┌──

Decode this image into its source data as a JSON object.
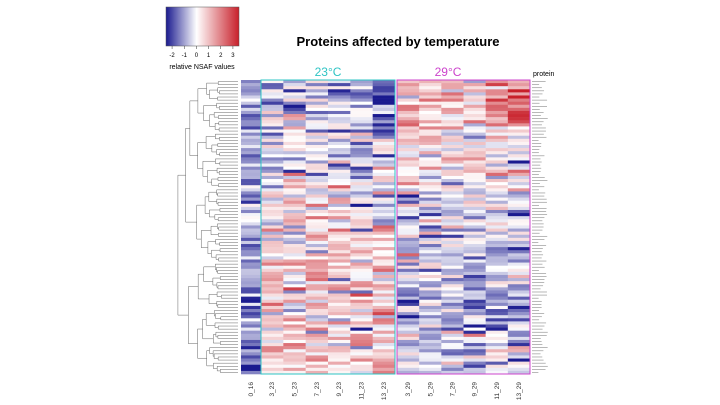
{
  "chart_data": {
    "type": "heatmap",
    "title": "Proteins affected by temperature",
    "legend": {
      "label": "relative NSAF values",
      "ticks": [
        -2,
        -1,
        0,
        1,
        2,
        3
      ],
      "range": [
        -2.5,
        3.5
      ],
      "colors": {
        "low": "#1a1a8f",
        "mid": "#ffffff",
        "high": "#c8202a"
      }
    },
    "columns": [
      "0_16",
      "3_23",
      "5_23",
      "7_23",
      "9_23",
      "11_23",
      "13_23",
      "3_29",
      "5_29",
      "7_29",
      "9_29",
      "11_29",
      "13_29"
    ],
    "groups": [
      {
        "label": "23°C",
        "color": "#2ec4c4",
        "columns": [
          "3_23",
          "5_23",
          "7_23",
          "9_23",
          "11_23",
          "13_23"
        ]
      },
      {
        "label": "29°C",
        "color": "#cc44cc",
        "columns": [
          "3_29",
          "5_29",
          "7_29",
          "9_29",
          "11_29",
          "13_29"
        ]
      }
    ],
    "row_header": "protein",
    "row_count": 95,
    "generator": {
      "seed": 12345,
      "note": "cell values estimated to reproduce visual pattern"
    }
  }
}
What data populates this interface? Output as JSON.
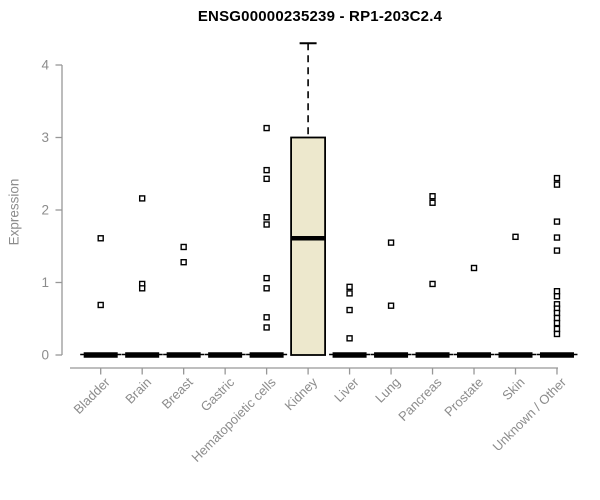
{
  "chart_data": {
    "type": "boxplot",
    "title": "ENSG00000235239 - RP1-203C2.4",
    "xlabel": "",
    "ylabel": "Expression",
    "ylim": [
      0,
      4.35
    ],
    "yticks": [
      0,
      1,
      2,
      3,
      4
    ],
    "grid": false,
    "legend": null,
    "x_tick_rotation": -45,
    "categories": [
      "Bladder",
      "Brain",
      "Breast",
      "Gastric",
      "Hematopoietic cells",
      "Kidney",
      "Liver",
      "Lung",
      "Pancreas",
      "Prostate",
      "Skin",
      "Unknown / Other"
    ],
    "boxes": [
      {
        "category": "Bladder",
        "median": 0,
        "q1": 0,
        "q3": 0,
        "whisker_low": 0,
        "whisker_high": 0,
        "outliers": [
          1.61,
          0.69
        ]
      },
      {
        "category": "Brain",
        "median": 0,
        "q1": 0,
        "q3": 0,
        "whisker_low": 0,
        "whisker_high": 0,
        "outliers": [
          2.16,
          0.98,
          0.92
        ]
      },
      {
        "category": "Breast",
        "median": 0,
        "q1": 0,
        "q3": 0,
        "whisker_low": 0,
        "whisker_high": 0,
        "outliers": [
          1.49,
          1.28
        ]
      },
      {
        "category": "Gastric",
        "median": 0,
        "q1": 0,
        "q3": 0,
        "whisker_low": 0,
        "whisker_high": 0,
        "outliers": []
      },
      {
        "category": "Hematopoietic cells",
        "median": 0,
        "q1": 0,
        "q3": 0,
        "whisker_low": 0,
        "whisker_high": 0,
        "outliers": [
          3.13,
          2.55,
          2.43,
          1.9,
          1.8,
          1.06,
          0.92,
          0.52,
          0.38
        ]
      },
      {
        "category": "Kidney",
        "median": 1.61,
        "q1": 0,
        "q3": 3.0,
        "whisker_low": 0,
        "whisker_high": 4.3,
        "outliers": []
      },
      {
        "category": "Liver",
        "median": 0,
        "q1": 0,
        "q3": 0,
        "whisker_low": 0,
        "whisker_high": 0,
        "outliers": [
          0.94,
          0.85,
          0.62,
          0.23
        ]
      },
      {
        "category": "Lung",
        "median": 0,
        "q1": 0,
        "q3": 0,
        "whisker_low": 0,
        "whisker_high": 0,
        "outliers": [
          1.55,
          0.68
        ]
      },
      {
        "category": "Pancreas",
        "median": 0,
        "q1": 0,
        "q3": 0,
        "whisker_low": 0,
        "whisker_high": 0,
        "outliers": [
          2.19,
          2.1,
          0.98
        ]
      },
      {
        "category": "Prostate",
        "median": 0,
        "q1": 0,
        "q3": 0,
        "whisker_low": 0,
        "whisker_high": 0,
        "outliers": [
          1.2
        ]
      },
      {
        "category": "Skin",
        "median": 0,
        "q1": 0,
        "q3": 0,
        "whisker_low": 0,
        "whisker_high": 0,
        "outliers": [
          1.63
        ]
      },
      {
        "category": "Unknown / Other",
        "median": 0,
        "q1": 0,
        "q3": 0,
        "whisker_low": 0,
        "whisker_high": 0,
        "outliers": [
          2.44,
          2.35,
          1.84,
          1.62,
          1.44,
          0.88,
          0.81,
          0.7,
          0.64,
          0.58,
          0.51,
          0.44,
          0.36,
          0.29
        ]
      }
    ],
    "colors": {
      "box_fill": "#ede8cd",
      "box_border": "#000000",
      "median": "#000000",
      "whisker": "#000000",
      "outlier_fill": "#ffffff",
      "outlier_border": "#000000",
      "axis_line": "#979797",
      "tick_text": "#8c8c8c",
      "title_text": "#000000",
      "background": "#ffffff"
    }
  }
}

└──

Among the lines of the data, identify those with the word "category". Copy each of them.

__Result__
        "category": "Bladder",
        "category": "Brain",
        "category": "Breast",
        "category": "Gastric",
        "category": "Hematopoietic cells",
        "category": "Kidney",
        "category": "Liver",
        "category": "Lung",
        "category": "Pancreas",
        "category": "Prostate",
        "category": "Skin",
        "category": "Unknown / Other",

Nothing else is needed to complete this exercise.